____ Records provided

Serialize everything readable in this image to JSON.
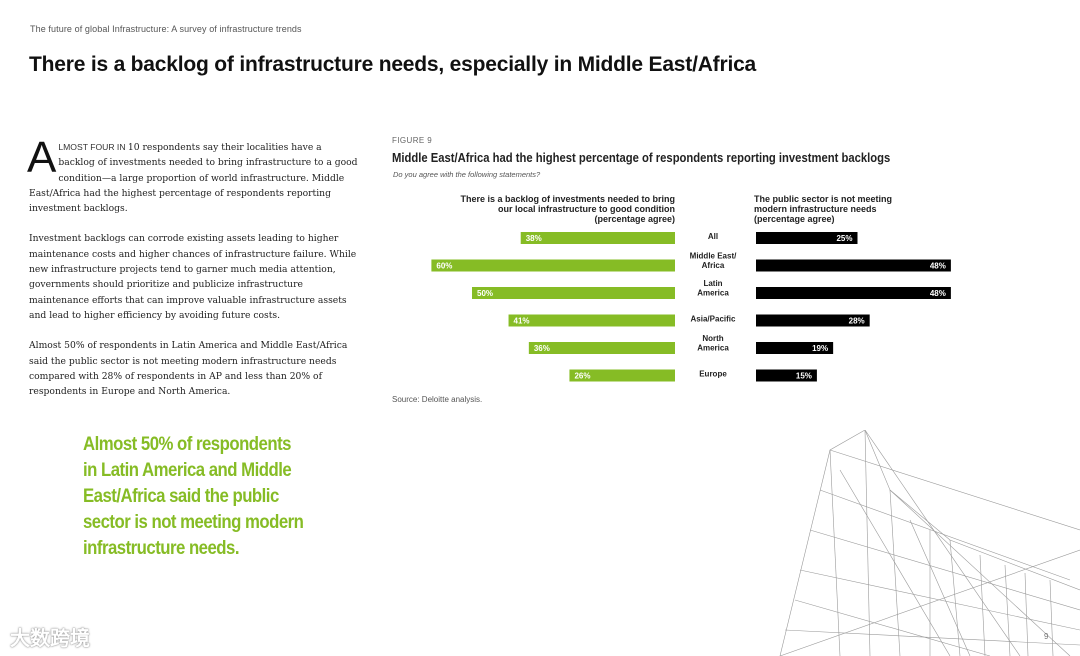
{
  "page": {
    "running_head": "The future of global Infrastructure: A survey of infrastructure trends",
    "title": "There is a backlog of infrastructure needs, especially in Middle East/Africa",
    "page_number": "9",
    "watermark": "大数跨境"
  },
  "body": {
    "drop_cap": "A",
    "lead_in": "LMOST FOUR IN ",
    "p1_rest": "10 respondents say their localities have a backlog of investments needed to bring infrastructure to a good condition—a large proportion of world infrastructure. Middle East/Africa had the highest percentage of respondents reporting investment backlogs.",
    "p2": "Investment backlogs can corrode existing assets leading to higher maintenance costs and higher chances of infrastructure failure. While new infrastructure projects tend to garner much media attention, governments should prioritize and publicize infrastructure maintenance efforts that can improve valuable infrastructure assets and lead to higher efficiency by avoiding future costs.",
    "p3": "Almost 50% of respondents in Latin America and Middle East/Africa said the public sector is not meeting modern infrastructure needs compared with 28% of respondents in AP and less than 20% of respondents in Europe and North America."
  },
  "pull_quote": "Almost 50% of respondents in Latin America and Middle East/Africa said the public sector is not meeting modern infrastructure needs.",
  "figure": {
    "label": "FIGURE 9",
    "source": "Source: Deloitte analysis."
  },
  "colors": {
    "green": "#86bc25",
    "black": "#000000",
    "text": "#222222"
  },
  "chart_data": {
    "type": "bar",
    "title": "Middle East/Africa had the highest percentage of respondents reporting investment backlogs",
    "subtitle": "Do you agree with the following statements?",
    "categories": [
      [
        "All"
      ],
      [
        "Middle East/",
        "Africa"
      ],
      [
        "Latin",
        "America"
      ],
      [
        "Asia/Pacific"
      ],
      [
        "North",
        "America"
      ],
      [
        "Europe"
      ]
    ],
    "series": [
      {
        "name": "There is a backlog of investments needed to bring our local infrastructure to good condition (percentage agree)",
        "heading_lines": [
          "There is a backlog of investments needed to bring",
          "our local infrastructure to good condition",
          "(percentage agree)"
        ],
        "values": [
          38,
          60,
          50,
          41,
          36,
          26
        ],
        "labels": [
          "38%",
          "60%",
          "50%",
          "41%",
          "36%",
          "26%"
        ],
        "color": "#86bc25"
      },
      {
        "name": "The public sector is not meeting modern infrastructure needs (percentage agree)",
        "heading_lines": [
          "The public sector is not meeting",
          "modern infrastructure needs",
          "(percentage agree)"
        ],
        "values": [
          25,
          48,
          48,
          28,
          19,
          15
        ],
        "labels": [
          "25%",
          "48%",
          "48%",
          "28%",
          "19%",
          "15%"
        ],
        "color": "#000000"
      }
    ]
  }
}
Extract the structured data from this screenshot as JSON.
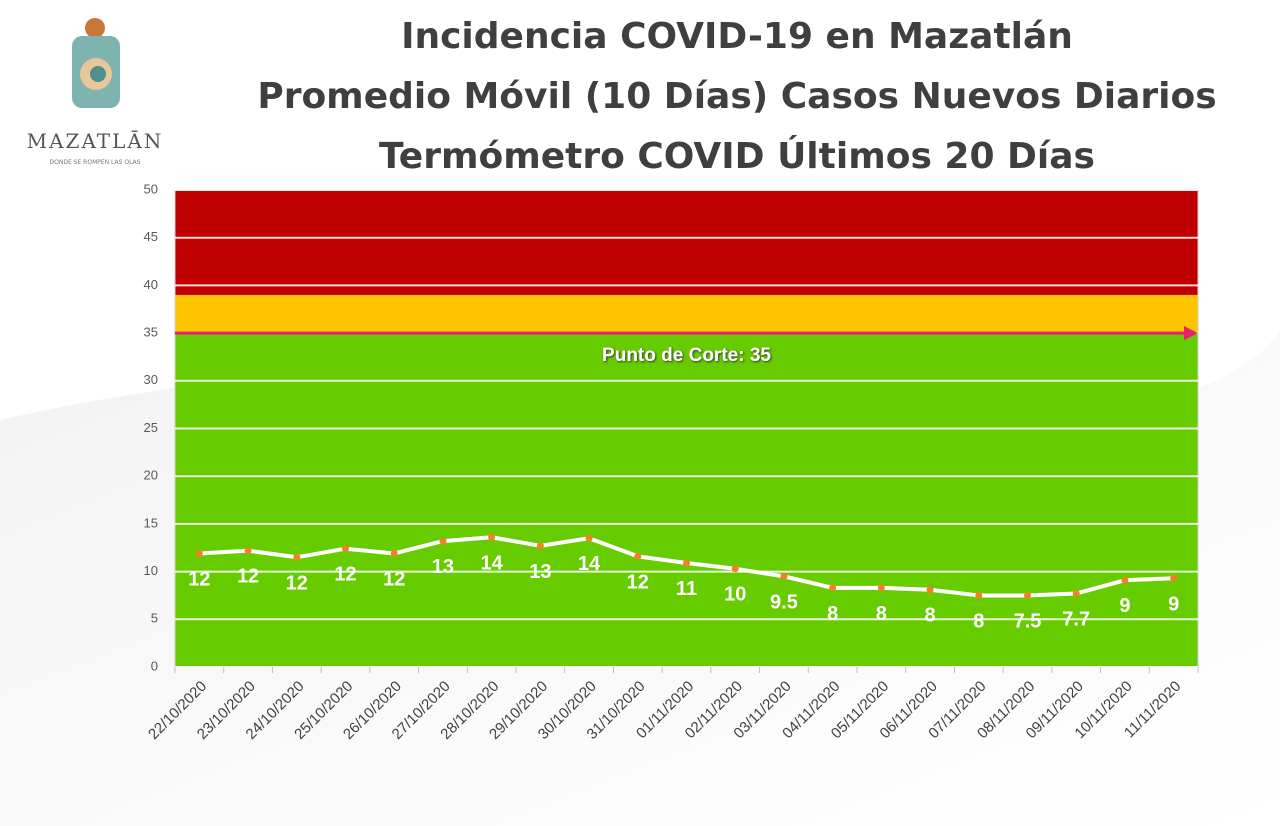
{
  "logo": {
    "name": "MAZATLĀN",
    "tagline": "DONDE SE ROMPEN LAS OLAS"
  },
  "chart_data": {
    "type": "line",
    "title": "Incidencia COVID-19 en Mazatlán",
    "subtitle": [
      "Promedio Móvil (10 Días) Casos Nuevos Diarios",
      "Termómetro COVID Últimos 20 Días"
    ],
    "categories": [
      "22/10/2020",
      "23/10/2020",
      "24/10/2020",
      "25/10/2020",
      "26/10/2020",
      "27/10/2020",
      "28/10/2020",
      "29/10/2020",
      "30/10/2020",
      "31/10/2020",
      "01/11/2020",
      "02/11/2020",
      "03/11/2020",
      "04/11/2020",
      "05/11/2020",
      "06/11/2020",
      "07/11/2020",
      "08/11/2020",
      "09/11/2020",
      "10/11/2020",
      "11/11/2020"
    ],
    "values": [
      11.9,
      12.2,
      11.5,
      12.4,
      11.9,
      13.2,
      13.6,
      12.7,
      13.5,
      11.6,
      10.9,
      10.3,
      9.5,
      8.3,
      8.3,
      8.1,
      7.5,
      7.5,
      7.7,
      9.1,
      9.3
    ],
    "value_labels": [
      "12",
      "12",
      "12",
      "12",
      "12",
      "13",
      "14",
      "13",
      "14",
      "12",
      "11",
      "10",
      "9.5",
      "8",
      "8",
      "8",
      "8",
      "7.5",
      "7.7",
      "9",
      "9"
    ],
    "color": "#ffffff",
    "marker_color": "#f0802a",
    "ylim": [
      0,
      50
    ],
    "yticks": [
      0,
      5,
      10,
      15,
      20,
      25,
      30,
      35,
      40,
      45,
      50
    ],
    "grid": true,
    "bands": [
      {
        "from": 0,
        "to": 35,
        "color": "#66cc00"
      },
      {
        "from": 35,
        "to": 39,
        "color": "#ffc400"
      },
      {
        "from": 39,
        "to": 50,
        "color": "#c00000"
      }
    ],
    "threshold": {
      "value": 35,
      "label": "Punto de Corte: 35",
      "color": "#e8206e"
    }
  }
}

________

- _Short problem_: Every line containing the string "this" must be listed.

- _Answer below_:
Serialize everything readable in this image to JSON.
Extract the structured data from this screenshot as JSON.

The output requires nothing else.